**Exercise data:**
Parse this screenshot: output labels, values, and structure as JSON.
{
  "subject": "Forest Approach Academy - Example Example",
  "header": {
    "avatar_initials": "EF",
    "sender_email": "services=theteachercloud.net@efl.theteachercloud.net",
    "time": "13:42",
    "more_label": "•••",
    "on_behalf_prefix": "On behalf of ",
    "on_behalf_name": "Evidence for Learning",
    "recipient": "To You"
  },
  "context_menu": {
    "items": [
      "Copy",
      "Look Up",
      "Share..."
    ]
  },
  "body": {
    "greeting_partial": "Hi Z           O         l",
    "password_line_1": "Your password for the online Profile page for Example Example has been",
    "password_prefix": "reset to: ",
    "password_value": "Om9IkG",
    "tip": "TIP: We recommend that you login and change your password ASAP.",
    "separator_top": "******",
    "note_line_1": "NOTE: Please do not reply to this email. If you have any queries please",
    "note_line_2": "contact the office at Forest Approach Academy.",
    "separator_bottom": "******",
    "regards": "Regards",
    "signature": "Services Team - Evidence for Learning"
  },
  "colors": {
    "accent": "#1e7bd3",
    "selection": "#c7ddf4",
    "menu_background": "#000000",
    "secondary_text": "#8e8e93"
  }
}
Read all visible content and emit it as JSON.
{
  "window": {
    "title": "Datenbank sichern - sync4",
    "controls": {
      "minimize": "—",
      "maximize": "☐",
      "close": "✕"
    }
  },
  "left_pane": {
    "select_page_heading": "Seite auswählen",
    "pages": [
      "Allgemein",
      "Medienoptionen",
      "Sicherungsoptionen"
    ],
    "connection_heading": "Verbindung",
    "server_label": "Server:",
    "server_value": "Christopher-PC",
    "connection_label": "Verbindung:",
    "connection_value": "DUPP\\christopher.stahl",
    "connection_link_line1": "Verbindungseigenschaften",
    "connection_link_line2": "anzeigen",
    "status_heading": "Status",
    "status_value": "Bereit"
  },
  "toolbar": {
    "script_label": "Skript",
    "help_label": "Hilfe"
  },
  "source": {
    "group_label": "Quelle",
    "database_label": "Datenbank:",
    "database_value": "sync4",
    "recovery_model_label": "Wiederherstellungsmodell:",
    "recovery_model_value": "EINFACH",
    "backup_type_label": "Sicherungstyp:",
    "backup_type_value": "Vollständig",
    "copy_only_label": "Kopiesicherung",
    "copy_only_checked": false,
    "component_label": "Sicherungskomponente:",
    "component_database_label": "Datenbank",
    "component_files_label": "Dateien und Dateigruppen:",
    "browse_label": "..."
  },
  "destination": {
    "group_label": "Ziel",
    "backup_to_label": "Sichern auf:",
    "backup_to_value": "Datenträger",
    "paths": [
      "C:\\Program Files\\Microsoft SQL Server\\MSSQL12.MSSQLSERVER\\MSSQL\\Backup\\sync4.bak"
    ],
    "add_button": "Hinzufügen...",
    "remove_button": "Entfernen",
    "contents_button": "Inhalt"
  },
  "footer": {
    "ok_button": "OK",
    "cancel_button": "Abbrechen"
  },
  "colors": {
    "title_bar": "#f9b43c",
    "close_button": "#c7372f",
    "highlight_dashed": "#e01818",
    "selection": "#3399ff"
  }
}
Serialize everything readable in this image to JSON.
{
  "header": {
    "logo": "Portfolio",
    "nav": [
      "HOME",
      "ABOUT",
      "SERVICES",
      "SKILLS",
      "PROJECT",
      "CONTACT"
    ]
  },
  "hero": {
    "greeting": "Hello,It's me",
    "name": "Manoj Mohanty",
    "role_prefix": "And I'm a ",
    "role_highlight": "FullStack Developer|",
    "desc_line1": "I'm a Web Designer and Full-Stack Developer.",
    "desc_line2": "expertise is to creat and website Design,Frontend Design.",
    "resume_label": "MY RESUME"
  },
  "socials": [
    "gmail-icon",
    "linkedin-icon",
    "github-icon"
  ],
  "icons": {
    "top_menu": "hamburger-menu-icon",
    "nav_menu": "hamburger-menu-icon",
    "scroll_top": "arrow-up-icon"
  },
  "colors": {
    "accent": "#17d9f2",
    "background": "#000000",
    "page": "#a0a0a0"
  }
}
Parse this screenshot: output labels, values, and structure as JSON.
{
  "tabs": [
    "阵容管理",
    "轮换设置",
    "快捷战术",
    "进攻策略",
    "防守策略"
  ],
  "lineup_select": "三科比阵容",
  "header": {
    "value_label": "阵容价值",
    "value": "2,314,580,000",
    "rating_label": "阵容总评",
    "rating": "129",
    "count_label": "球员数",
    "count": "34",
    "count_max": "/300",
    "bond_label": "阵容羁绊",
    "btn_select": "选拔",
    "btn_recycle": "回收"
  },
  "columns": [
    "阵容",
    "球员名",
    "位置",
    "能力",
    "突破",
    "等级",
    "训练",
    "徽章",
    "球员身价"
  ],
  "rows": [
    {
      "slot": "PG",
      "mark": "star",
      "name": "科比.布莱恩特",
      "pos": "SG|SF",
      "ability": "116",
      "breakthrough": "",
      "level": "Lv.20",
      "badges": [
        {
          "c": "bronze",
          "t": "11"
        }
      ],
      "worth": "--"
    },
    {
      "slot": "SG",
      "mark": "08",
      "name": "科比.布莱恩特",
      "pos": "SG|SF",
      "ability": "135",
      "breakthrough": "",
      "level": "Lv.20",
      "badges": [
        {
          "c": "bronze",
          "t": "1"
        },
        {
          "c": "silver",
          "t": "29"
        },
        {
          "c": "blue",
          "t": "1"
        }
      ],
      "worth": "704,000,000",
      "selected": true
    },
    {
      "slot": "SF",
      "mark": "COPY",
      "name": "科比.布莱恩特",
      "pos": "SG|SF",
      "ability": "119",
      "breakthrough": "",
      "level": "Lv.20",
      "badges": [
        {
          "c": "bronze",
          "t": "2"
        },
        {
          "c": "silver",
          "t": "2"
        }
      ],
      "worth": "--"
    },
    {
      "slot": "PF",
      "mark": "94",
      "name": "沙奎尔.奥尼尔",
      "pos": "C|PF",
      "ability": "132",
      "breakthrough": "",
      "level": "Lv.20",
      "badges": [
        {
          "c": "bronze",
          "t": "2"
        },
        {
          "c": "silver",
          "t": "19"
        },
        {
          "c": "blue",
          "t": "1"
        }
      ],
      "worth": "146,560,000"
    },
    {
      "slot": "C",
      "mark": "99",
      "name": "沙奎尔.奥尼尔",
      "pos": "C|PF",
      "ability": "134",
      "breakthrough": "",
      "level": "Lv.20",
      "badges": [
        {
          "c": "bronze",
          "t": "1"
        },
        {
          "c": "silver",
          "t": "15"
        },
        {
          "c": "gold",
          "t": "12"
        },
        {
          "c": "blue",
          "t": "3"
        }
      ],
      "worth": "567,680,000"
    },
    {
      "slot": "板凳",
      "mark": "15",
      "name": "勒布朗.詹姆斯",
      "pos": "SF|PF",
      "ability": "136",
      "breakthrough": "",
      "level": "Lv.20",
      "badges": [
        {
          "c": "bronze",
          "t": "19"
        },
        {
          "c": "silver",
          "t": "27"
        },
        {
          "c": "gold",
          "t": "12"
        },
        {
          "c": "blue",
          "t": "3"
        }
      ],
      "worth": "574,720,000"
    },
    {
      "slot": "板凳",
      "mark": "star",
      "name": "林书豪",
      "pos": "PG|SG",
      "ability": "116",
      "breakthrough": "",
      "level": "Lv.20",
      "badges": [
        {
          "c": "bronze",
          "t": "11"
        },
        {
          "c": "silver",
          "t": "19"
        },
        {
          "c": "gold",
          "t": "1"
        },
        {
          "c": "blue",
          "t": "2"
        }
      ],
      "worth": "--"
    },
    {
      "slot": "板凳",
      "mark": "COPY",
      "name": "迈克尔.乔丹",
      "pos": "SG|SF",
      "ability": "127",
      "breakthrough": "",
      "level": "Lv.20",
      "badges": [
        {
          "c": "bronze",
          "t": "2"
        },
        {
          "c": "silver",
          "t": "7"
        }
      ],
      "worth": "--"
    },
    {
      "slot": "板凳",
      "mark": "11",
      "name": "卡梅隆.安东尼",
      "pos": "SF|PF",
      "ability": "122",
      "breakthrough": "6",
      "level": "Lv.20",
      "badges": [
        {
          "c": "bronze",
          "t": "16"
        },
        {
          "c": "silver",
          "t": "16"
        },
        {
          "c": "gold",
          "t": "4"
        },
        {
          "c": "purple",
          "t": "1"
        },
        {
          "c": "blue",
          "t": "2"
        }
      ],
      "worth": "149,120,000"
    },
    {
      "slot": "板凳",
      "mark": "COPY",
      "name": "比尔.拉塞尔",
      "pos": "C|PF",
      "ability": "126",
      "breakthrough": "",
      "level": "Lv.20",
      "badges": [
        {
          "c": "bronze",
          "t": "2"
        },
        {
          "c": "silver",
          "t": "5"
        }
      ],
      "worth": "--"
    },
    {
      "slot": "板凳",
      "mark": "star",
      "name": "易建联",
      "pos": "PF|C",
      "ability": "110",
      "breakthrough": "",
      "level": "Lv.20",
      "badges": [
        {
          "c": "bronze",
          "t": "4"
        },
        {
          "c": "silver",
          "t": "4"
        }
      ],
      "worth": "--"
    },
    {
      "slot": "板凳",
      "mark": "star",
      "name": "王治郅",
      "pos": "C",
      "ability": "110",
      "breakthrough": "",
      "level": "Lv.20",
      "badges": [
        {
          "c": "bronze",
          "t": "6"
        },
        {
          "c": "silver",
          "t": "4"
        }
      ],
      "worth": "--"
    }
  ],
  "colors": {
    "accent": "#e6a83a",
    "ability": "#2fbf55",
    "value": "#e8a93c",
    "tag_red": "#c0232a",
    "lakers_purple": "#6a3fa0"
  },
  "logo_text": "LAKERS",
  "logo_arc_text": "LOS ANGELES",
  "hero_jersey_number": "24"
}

**Exercise:** Check each line of the material above for "Datenbank" and say how many lines contain it, giving the number alone.

**Output of the exercise:** 3